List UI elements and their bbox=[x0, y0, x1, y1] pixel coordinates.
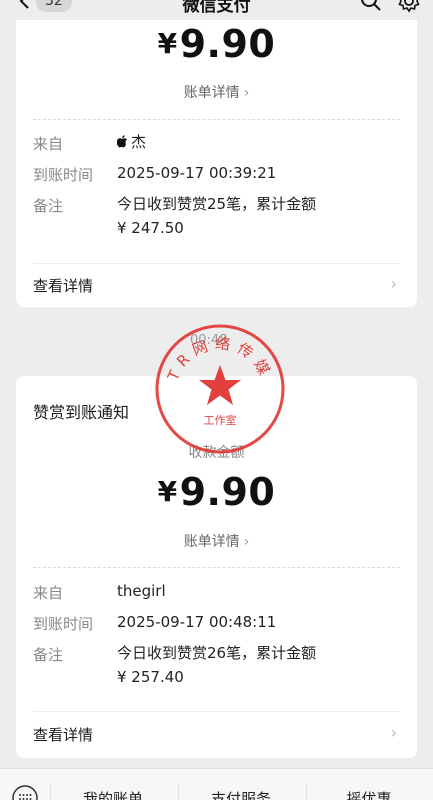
gear-icon[interactable] bbox=[397, 0, 421, 13]
from-value: thegirl bbox=[117, 582, 166, 600]
from-label: 来自 bbox=[33, 135, 64, 153]
payment-card-1: ¥9.90 账单详情 › 来自 杰 到账时间 2025-09-17 00:39:2… bbox=[16, 20, 417, 307]
dashed-divider bbox=[33, 119, 400, 120]
from-label: 来自 bbox=[33, 584, 64, 602]
divider bbox=[33, 711, 400, 712]
bottom-menu-bar: 我的账单 支付服务 摇优惠 bbox=[0, 768, 433, 800]
company-seal-stamp: TR网络传媒 工作室 bbox=[155, 324, 285, 454]
search-icon[interactable] bbox=[360, 0, 382, 12]
arrival-time-value: 2025-09-17 00:39:21 bbox=[117, 164, 277, 182]
amount: ¥9.90 bbox=[157, 470, 276, 514]
separator bbox=[50, 783, 51, 800]
menu-payment-services[interactable]: 支付服务 bbox=[181, 788, 301, 800]
chevron-right-icon: › bbox=[243, 85, 250, 101]
page-title: 微信支付 bbox=[182, 0, 251, 16]
bill-detail-link[interactable]: 账单详情 › bbox=[16, 531, 417, 551]
seal-bottom-text: 工作室 bbox=[204, 413, 237, 427]
bill-detail-link[interactable]: 账单详情 › bbox=[16, 82, 417, 102]
keyboard-icon[interactable] bbox=[12, 785, 38, 800]
divider bbox=[33, 263, 400, 264]
dashed-divider bbox=[33, 567, 400, 568]
from-value: 杰 bbox=[117, 130, 146, 154]
remark-label: 备注 bbox=[33, 646, 64, 664]
apple-icon bbox=[117, 135, 127, 148]
remark-label: 备注 bbox=[33, 197, 64, 215]
menu-shake-offers[interactable]: 摇优惠 bbox=[309, 788, 429, 800]
menu-my-bills[interactable]: 我的账单 bbox=[53, 788, 173, 800]
unread-count-badge: 32 bbox=[36, 0, 72, 12]
chevron-right-icon[interactable]: › bbox=[391, 274, 397, 293]
amount: ¥9.90 bbox=[157, 22, 276, 66]
card-title: 赞赏到账通知 bbox=[33, 403, 130, 422]
remark-value: 今日收到赞赏25笔，累计金额 ¥ 247.50 bbox=[117, 195, 317, 237]
separator bbox=[306, 783, 307, 800]
separator bbox=[178, 783, 179, 800]
view-detail-button[interactable]: 查看详情 bbox=[33, 275, 93, 296]
chevron-right-icon: › bbox=[243, 534, 250, 550]
arrival-time-value: 2025-09-17 00:48:11 bbox=[117, 613, 277, 631]
arrival-time-label: 到账时间 bbox=[33, 166, 94, 184]
back-arrow-icon[interactable] bbox=[16, 0, 34, 10]
view-detail-button[interactable]: 查看详情 bbox=[33, 724, 93, 745]
arrival-time-label: 到账时间 bbox=[33, 615, 94, 633]
top-nav-bar: 32 微信支付 bbox=[0, 0, 433, 16]
chevron-right-icon[interactable]: › bbox=[391, 723, 397, 742]
remark-value: 今日收到赞赏26笔，累计金额 ¥ 257.40 bbox=[117, 644, 317, 686]
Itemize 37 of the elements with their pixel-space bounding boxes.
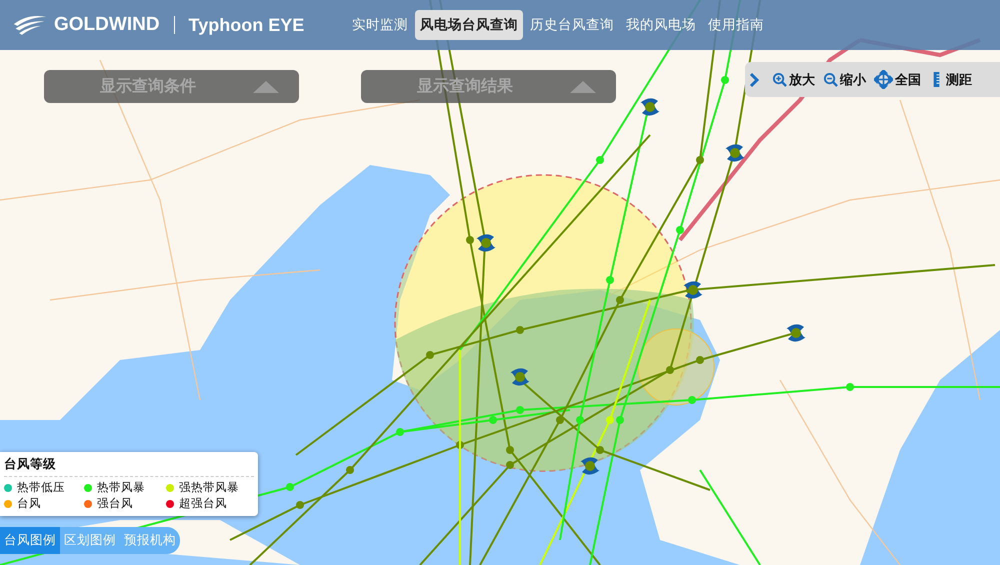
triangle-up-icon [570, 80, 596, 92]
legend-tab[interactable]: 预报机构 [120, 527, 180, 554]
typhoon-icon[interactable] [683, 281, 703, 299]
typhoon-icon[interactable] [786, 324, 806, 342]
legend-tab[interactable]: 区划图例 [60, 527, 120, 554]
legend-label: 台风 [17, 496, 41, 511]
nav-tab[interactable]: 历史台风查询 [525, 10, 619, 40]
logo-text: GOLDWIND [54, 14, 160, 36]
map-tool-button[interactable]: 全国 [871, 70, 924, 89]
legend-label: 超强台风 [179, 496, 227, 511]
wind-swoosh-icon [12, 14, 48, 36]
legend-tab[interactable]: 台风图例 [0, 527, 60, 554]
typhoon-icon[interactable] [640, 98, 660, 116]
legend-label: 强台风 [97, 496, 133, 511]
chevron-right-icon[interactable] [749, 72, 759, 88]
typhoon-icon[interactable] [476, 234, 496, 252]
legend-label: 强热带风暴 [179, 480, 239, 495]
triangle-up-icon [253, 80, 279, 92]
legend-label: 热带风暴 [97, 480, 145, 495]
legend-title: 台风等级 [4, 456, 254, 477]
crosshair-arrows-icon [874, 70, 893, 89]
panel-toggle-button[interactable]: 显示查询条件 [44, 70, 299, 103]
nav-tab[interactable]: 风电场台风查询 [415, 10, 523, 40]
nav-tab[interactable]: 我的风电场 [621, 10, 701, 40]
map-tool-button[interactable]: 测距 [926, 70, 975, 88]
map-tool-button[interactable]: 缩小 [820, 70, 869, 88]
typhoon-icon[interactable] [580, 457, 600, 475]
typhoon-icon[interactable] [510, 368, 530, 386]
panel-toggle-button[interactable]: 显示查询结果 [361, 70, 616, 103]
legend-label: 热带低压 [17, 480, 65, 495]
nav-tab[interactable]: 使用指南 [703, 10, 769, 40]
map-tool-button[interactable]: 放大 [769, 70, 818, 88]
product-name: Typhoon EYE [188, 14, 304, 36]
zoom-in-icon [772, 72, 787, 87]
zoom-out-icon [823, 72, 838, 87]
nav-tab[interactable]: 实时监测 [347, 10, 413, 40]
typhoon-icon[interactable] [725, 144, 745, 162]
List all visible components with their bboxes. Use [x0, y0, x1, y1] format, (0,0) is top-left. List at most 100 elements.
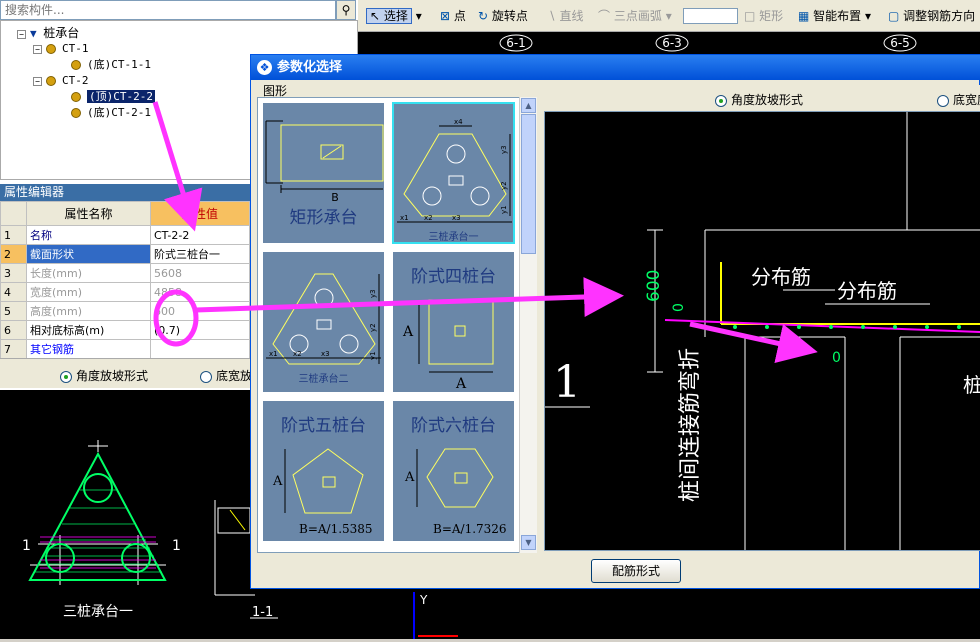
------------------------
Copy every entry above word for word, leaving out the pictures.

List UI elements and their bbox=[x0, y0, x1, y1] pixel coordinates.
gear-icon[interactable] bbox=[397, 0, 421, 13]
from-value: thegirl bbox=[117, 582, 166, 600]
from-label: 来自 bbox=[33, 135, 64, 153]
payment-card-1: ¥9.90 账单详情 › 来自 杰 到账时间 2025-09-17 00:39:2… bbox=[16, 20, 417, 307]
dashed-divider bbox=[33, 119, 400, 120]
from-label: 来自 bbox=[33, 584, 64, 602]
divider bbox=[33, 711, 400, 712]
bottom-menu-bar: 我的账单 支付服务 摇优惠 bbox=[0, 768, 433, 800]
company-seal-stamp: TR网络传媒 工作室 bbox=[155, 324, 285, 454]
search-icon[interactable] bbox=[360, 0, 382, 12]
arrival-time-value: 2025-09-17 00:39:21 bbox=[117, 164, 277, 182]
amount: ¥9.90 bbox=[157, 470, 276, 514]
separator bbox=[50, 783, 51, 800]
menu-payment-services[interactable]: 支付服务 bbox=[181, 788, 301, 800]
chevron-right-icon: › bbox=[243, 85, 250, 101]
page-title: 微信支付 bbox=[182, 0, 251, 16]
bill-detail-link[interactable]: 账单详情 › bbox=[16, 531, 417, 551]
seal-bottom-text: 工作室 bbox=[204, 413, 237, 427]
bill-detail-link[interactable]: 账单详情 › bbox=[16, 82, 417, 102]
keyboard-icon[interactable] bbox=[12, 785, 38, 800]
divider bbox=[33, 263, 400, 264]
dashed-divider bbox=[33, 567, 400, 568]
from-value: 杰 bbox=[117, 130, 146, 154]
remark-label: 备注 bbox=[33, 646, 64, 664]
apple-icon bbox=[117, 135, 127, 148]
remark-label: 备注 bbox=[33, 197, 64, 215]
menu-shake-offers[interactable]: 摇优惠 bbox=[309, 788, 429, 800]
menu-my-bills[interactable]: 我的账单 bbox=[53, 788, 173, 800]
unread-count-badge: 32 bbox=[36, 0, 72, 12]
chevron-right-icon[interactable]: › bbox=[391, 274, 397, 293]
amount: ¥9.90 bbox=[157, 22, 276, 66]
card-title: 赞赏到账通知 bbox=[33, 403, 130, 422]
remark-value: 今日收到赞赏25笔，累计金额 ¥ 247.50 bbox=[117, 195, 317, 237]
separator bbox=[306, 783, 307, 800]
separator bbox=[178, 783, 179, 800]
view-detail-button[interactable]: 查看详情 bbox=[33, 275, 93, 296]
chevron-right-icon: › bbox=[243, 534, 250, 550]
arrival-time-value: 2025-09-17 00:48:11 bbox=[117, 613, 277, 631]
arrival-time-label: 到账时间 bbox=[33, 166, 94, 184]
back-arrow-icon[interactable] bbox=[16, 0, 34, 10]
view-detail-button[interactable]: 查看详情 bbox=[33, 724, 93, 745]
arrival-time-label: 到账时间 bbox=[33, 615, 94, 633]
top-nav-bar: 32 微信支付 bbox=[0, 0, 433, 16]
chevron-right-icon[interactable]: › bbox=[391, 723, 397, 742]
remark-value: 今日收到赞赏26笔，累计金额 ¥ 257.40 bbox=[117, 644, 317, 686]
Itemize 37 of the elements with their pixel-space bounding boxes.
triangle-up-icon [570, 80, 596, 92]
legend-tab[interactable]: 预报机构 [120, 527, 180, 554]
typhoon-icon[interactable] [683, 281, 703, 299]
typhoon-icon[interactable] [786, 324, 806, 342]
legend-tab[interactable]: 区划图例 [60, 527, 120, 554]
legend-label: 台风 [17, 496, 41, 511]
nav-tab[interactable]: 历史台风查询 [525, 10, 619, 40]
logo-text: GOLDWIND [54, 14, 160, 36]
map-tool-button[interactable]: 全国 [871, 70, 924, 89]
legend-label: 超强台风 [179, 496, 227, 511]
wind-swoosh-icon [12, 14, 48, 36]
legend-tab[interactable]: 台风图例 [0, 527, 60, 554]
typhoon-icon[interactable] [640, 98, 660, 116]
legend-label: 强台风 [97, 496, 133, 511]
chevron-right-icon[interactable] [749, 72, 759, 88]
typhoon-icon[interactable] [476, 234, 496, 252]
legend-label: 强热带风暴 [179, 480, 239, 495]
triangle-up-icon [253, 80, 279, 92]
legend-label: 热带风暴 [97, 480, 145, 495]
legend-title: 台风等级 [4, 456, 254, 477]
crosshair-arrows-icon [874, 70, 893, 89]
panel-toggle-button[interactable]: 显示查询条件 [44, 70, 299, 103]
nav-tab[interactable]: 风电场台风查询 [415, 10, 523, 40]
nav-tab[interactable]: 我的风电场 [621, 10, 701, 40]
map-tool-button[interactable]: 测距 [926, 70, 975, 88]
map-tool-button[interactable]: 缩小 [820, 70, 869, 88]
typhoon-icon[interactable] [580, 457, 600, 475]
typhoon-icon[interactable] [510, 368, 530, 386]
panel-toggle-button[interactable]: 显示查询结果 [361, 70, 616, 103]
legend-label: 热带低压 [17, 480, 65, 495]
nav-tab[interactable]: 使用指南 [703, 10, 769, 40]
map-tool-button[interactable]: 放大 [769, 70, 818, 88]
product-name: Typhoon EYE [188, 14, 304, 36]
zoom-in-icon [772, 72, 787, 87]
zoom-out-icon [823, 72, 838, 87]
nav-tab[interactable]: 实时监测 [347, 10, 413, 40]
typhoon-icon[interactable] [725, 144, 745, 162]
List all visible components with their bboxes. Use [x0, y0, x1, y1] format, (0,0) is top-left. List at most 100 elements.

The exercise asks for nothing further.